What to work on: Rewrite the part of the stored entries that opens with the line containing "148, 369, 170]" and closes with the line containing "283, 1408, 299]", replacing "settings-icon" with "gear-icon" and leaving everything else unchanged.

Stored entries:

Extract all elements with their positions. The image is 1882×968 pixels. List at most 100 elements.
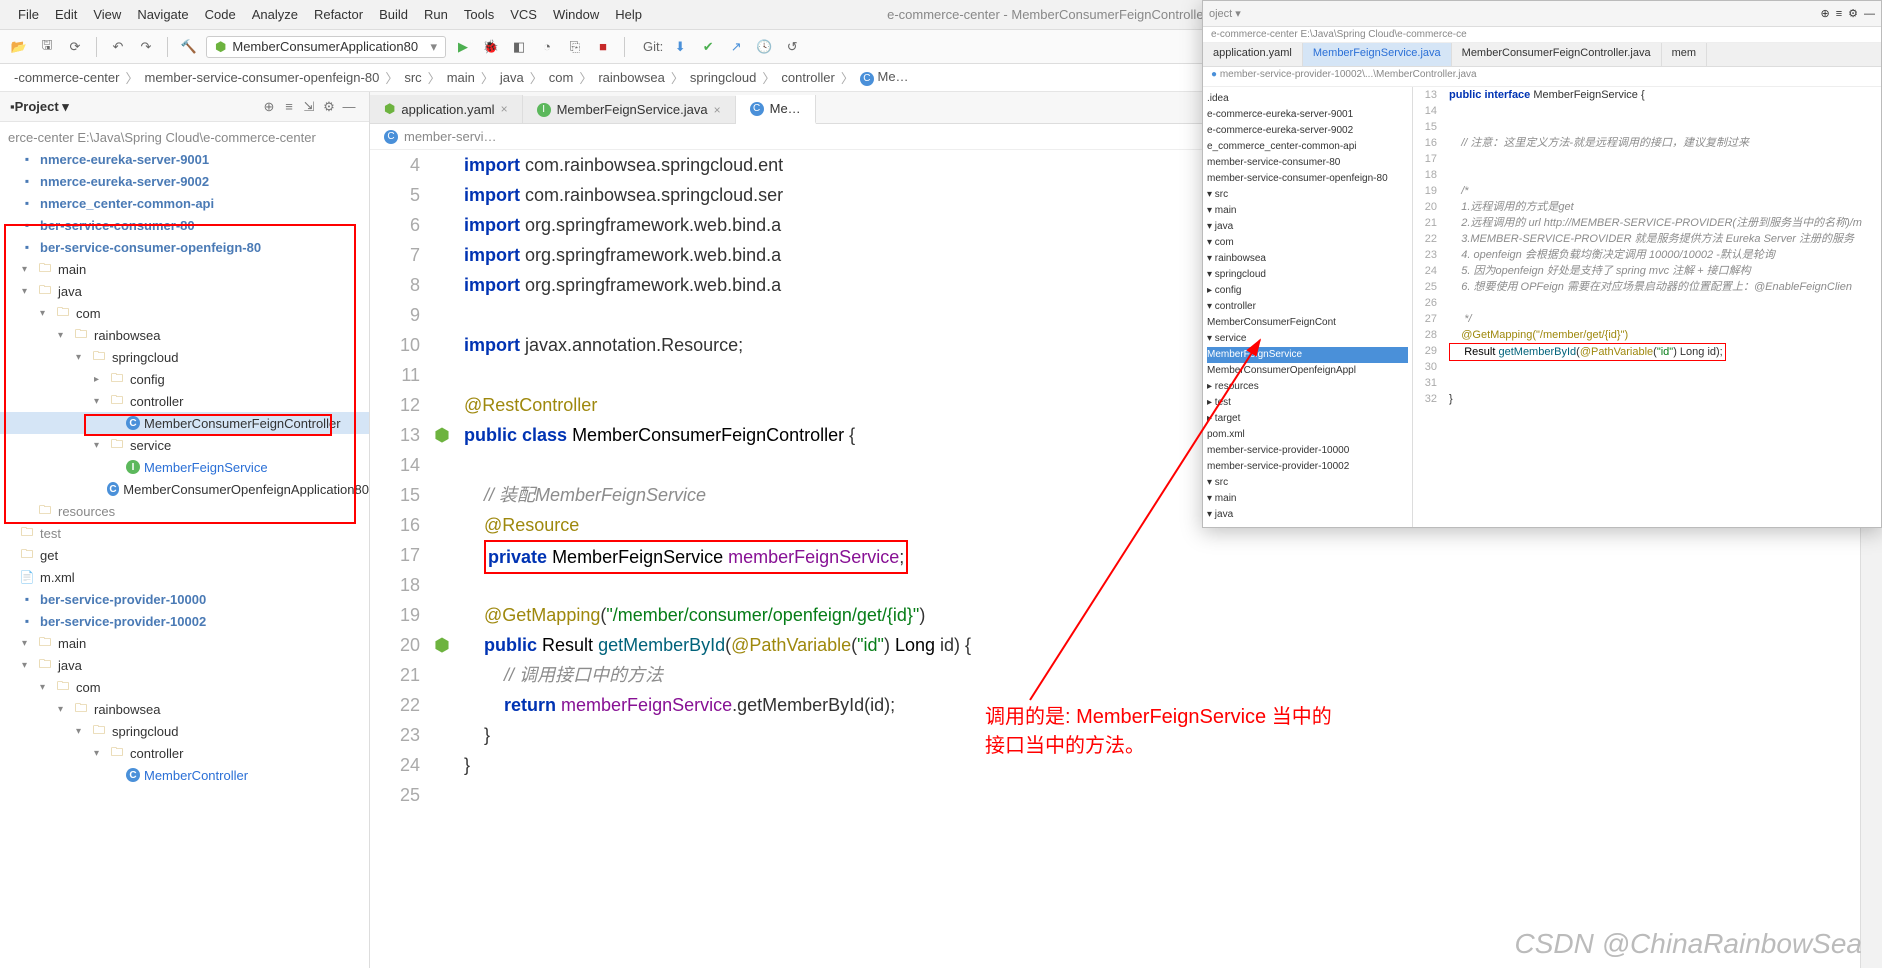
- tree-node[interactable]: ▪nmerce-eureka-server-9001: [0, 148, 369, 170]
- project-panel-title[interactable]: Project ▾: [15, 99, 259, 115]
- menu-tools[interactable]: Tools: [456, 7, 502, 22]
- tree-node[interactable]: ▪ber-service-provider-10000: [0, 588, 369, 610]
- tree-node[interactable]: ▾🗀main: [0, 632, 369, 654]
- popup-code-editor[interactable]: 1314151617181920212223242526272829303132…: [1413, 87, 1881, 527]
- settings-icon[interactable]: ⚙: [319, 99, 339, 115]
- hide-icon[interactable]: —: [339, 99, 359, 114]
- popup-tree-node[interactable]: ▸ config: [1207, 283, 1408, 299]
- popup-tree-node[interactable]: MemberConsumerFeignCont: [1207, 315, 1408, 331]
- attach-icon[interactable]: ⎘: [564, 36, 586, 58]
- git-update-icon[interactable]: ⬇: [669, 36, 691, 58]
- undo-icon[interactable]: ↶: [107, 36, 129, 58]
- tree-node[interactable]: ▪nmerce-eureka-server-9002: [0, 170, 369, 192]
- popup-tree-node[interactable]: ▾ com: [1207, 235, 1408, 251]
- tree-node[interactable]: ▾🗀rainbowsea: [0, 698, 369, 720]
- popup-tree-node[interactable]: MemberConsumerOpenfeignAppl: [1207, 363, 1408, 379]
- tree-node[interactable]: ▪ber-service-consumer-openfeign-80: [0, 236, 369, 258]
- popup-tree-node[interactable]: ▸ resources: [1207, 379, 1408, 395]
- tree-node[interactable]: ▪nmerce_center-common-api: [0, 192, 369, 214]
- git-rollback-icon[interactable]: ↺: [781, 36, 803, 58]
- menu-file[interactable]: File: [10, 7, 47, 22]
- tree-node[interactable]: ▾🗀controller: [0, 390, 369, 412]
- open-icon[interactable]: 📂: [8, 36, 30, 58]
- tree-node[interactable]: CMemberConsumerFeignController: [0, 412, 369, 434]
- tree-node[interactable]: ▾🗀springcloud: [0, 346, 369, 368]
- tree-node[interactable]: ▾🗀main: [0, 258, 369, 280]
- tree-node[interactable]: 🗀get: [0, 544, 369, 566]
- tree-node[interactable]: ▾🗀controller: [0, 742, 369, 764]
- menu-vcs[interactable]: VCS: [502, 7, 545, 22]
- tree-node[interactable]: ▪ber-service-consumer-80: [0, 214, 369, 236]
- tree-node[interactable]: ▸🗀config: [0, 368, 369, 390]
- popup-toolbar-icon[interactable]: ⚙: [1848, 7, 1858, 20]
- popup-tree-node[interactable]: .idea: [1207, 91, 1408, 107]
- popup-tab[interactable]: application.yaml: [1203, 43, 1303, 66]
- git-history-icon[interactable]: 🕓: [753, 36, 775, 58]
- popup-tab[interactable]: MemberFeignService.java: [1303, 43, 1452, 66]
- menu-view[interactable]: View: [85, 7, 129, 22]
- menu-run[interactable]: Run: [416, 7, 456, 22]
- tree-node[interactable]: IMemberFeignService: [0, 456, 369, 478]
- popup-tree-node[interactable]: ▾ main: [1207, 491, 1408, 507]
- tree-node[interactable]: 🗀test: [0, 522, 369, 544]
- popup-toolbar-icon[interactable]: ≡: [1836, 8, 1842, 20]
- menu-help[interactable]: Help: [607, 7, 650, 22]
- collapse-all-icon[interactable]: ⇲: [299, 99, 319, 115]
- popup-tree-node[interactable]: e-commerce-eureka-server-9002: [1207, 123, 1408, 139]
- popup-toolbar-icon[interactable]: ⊕: [1820, 7, 1829, 20]
- popup-tree-node[interactable]: e-commerce-eureka-server-9001: [1207, 107, 1408, 123]
- breadcrumb-item[interactable]: main: [443, 70, 479, 85]
- popup-tab[interactable]: MemberConsumerFeignController.java: [1452, 43, 1662, 66]
- tree-node[interactable]: 📄m.xml: [0, 566, 369, 588]
- popup-tree-node[interactable]: ▾ java: [1207, 507, 1408, 523]
- breadcrumb-item[interactable]: controller: [777, 70, 838, 85]
- menu-edit[interactable]: Edit: [47, 7, 85, 22]
- expand-all-icon[interactable]: ≡: [279, 99, 299, 114]
- popup-tree-node[interactable]: ▾ java: [1207, 219, 1408, 235]
- menu-navigate[interactable]: Navigate: [129, 7, 196, 22]
- popup-tree-node[interactable]: ▾ rainbowsea: [1207, 251, 1408, 267]
- sync-icon[interactable]: ⟳: [64, 36, 86, 58]
- project-tree[interactable]: erce-center E:\Java\Spring Cloud\e-comme…: [0, 122, 369, 968]
- tree-node[interactable]: ▾🗀java: [0, 654, 369, 676]
- tab-application-yaml[interactable]: ⬢ application.yaml ×: [370, 95, 523, 123]
- popup-tree-node[interactable]: ▾ controller: [1207, 299, 1408, 315]
- popup-project-label[interactable]: oject ▾: [1209, 7, 1241, 20]
- tree-node[interactable]: CMemberConsumerOpenfeignApplication80: [0, 478, 369, 500]
- menu-refactor[interactable]: Refactor: [306, 7, 371, 22]
- popup-tree-node[interactable]: ▾ service: [1207, 331, 1408, 347]
- tree-node[interactable]: ▾🗀springcloud: [0, 720, 369, 742]
- popup-tree-node[interactable]: MemberFeignService: [1207, 347, 1408, 363]
- popup-tree-node[interactable]: pom.xml: [1207, 427, 1408, 443]
- breadcrumb-item[interactable]: src: [400, 70, 425, 85]
- popup-tab[interactable]: mem: [1662, 43, 1707, 66]
- popup-tree-node[interactable]: member-service-consumer-openfeign-80: [1207, 171, 1408, 187]
- tree-node[interactable]: ▾🗀java: [0, 280, 369, 302]
- tree-node[interactable]: ▾🗀com: [0, 676, 369, 698]
- breadcrumb-item[interactable]: java: [496, 70, 528, 85]
- save-icon[interactable]: 🖫: [36, 36, 58, 58]
- popup-tree-node[interactable]: ▾ src: [1207, 475, 1408, 491]
- popup-tree-node[interactable]: ▾ main: [1207, 203, 1408, 219]
- popup-toolbar-icon[interactable]: —: [1864, 8, 1875, 20]
- redo-icon[interactable]: ↷: [135, 36, 157, 58]
- tree-node[interactable]: ▾🗀rainbowsea: [0, 324, 369, 346]
- hammer-icon[interactable]: 🔨: [178, 36, 200, 58]
- profile-icon[interactable]: ◔: [536, 36, 558, 58]
- tab-membercontroller[interactable]: C Me…: [736, 95, 816, 124]
- popup-tree-node[interactable]: e_commerce_center-common-api: [1207, 139, 1408, 155]
- menu-build[interactable]: Build: [371, 7, 416, 22]
- stop-icon[interactable]: ■: [592, 36, 614, 58]
- run-config-dropdown[interactable]: ⬢ MemberConsumerApplication80 ▾: [206, 36, 446, 58]
- tab-memberfeignservice[interactable]: I MemberFeignService.java ×: [523, 96, 736, 123]
- breadcrumb-item[interactable]: C Me…: [856, 69, 913, 86]
- popup-tree-node[interactable]: ▾ src: [1207, 187, 1408, 203]
- menu-window[interactable]: Window: [545, 7, 607, 22]
- popup-tree-node[interactable]: ▾ springcloud: [1207, 267, 1408, 283]
- breadcrumb-item[interactable]: springcloud: [686, 70, 761, 85]
- menu-analyze[interactable]: Analyze: [244, 7, 306, 22]
- git-commit-icon[interactable]: ✔: [697, 36, 719, 58]
- quick-definition-popup[interactable]: oject ▾ ⊕ ≡ ⚙ — e-commerce-center E:\Jav…: [1202, 0, 1882, 528]
- popup-tree-node[interactable]: member-service-provider-10002: [1207, 459, 1408, 475]
- close-tab-icon[interactable]: ×: [501, 102, 508, 116]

Finished task:
- tree-node[interactable]: ▪nmerce-eureka-server-9001: [0, 148, 369, 170]
- project-panel-title[interactable]: Project ▾: [15, 99, 259, 115]
- menu-tools[interactable]: Tools: [456, 7, 502, 22]
- tree-node[interactable]: ▪ber-service-provider-10000: [0, 588, 369, 610]
- tree-node[interactable]: ▾🗀main: [0, 632, 369, 654]
- popup-code-editor[interactable]: 1314151617181920212223242526272829303132…: [1413, 87, 1881, 527]
- gear-icon[interactable]: ⚙: [319, 99, 339, 115]
- hide-icon[interactable]: —: [339, 99, 359, 114]
- popup-tree-node[interactable]: ▸ config: [1207, 283, 1408, 299]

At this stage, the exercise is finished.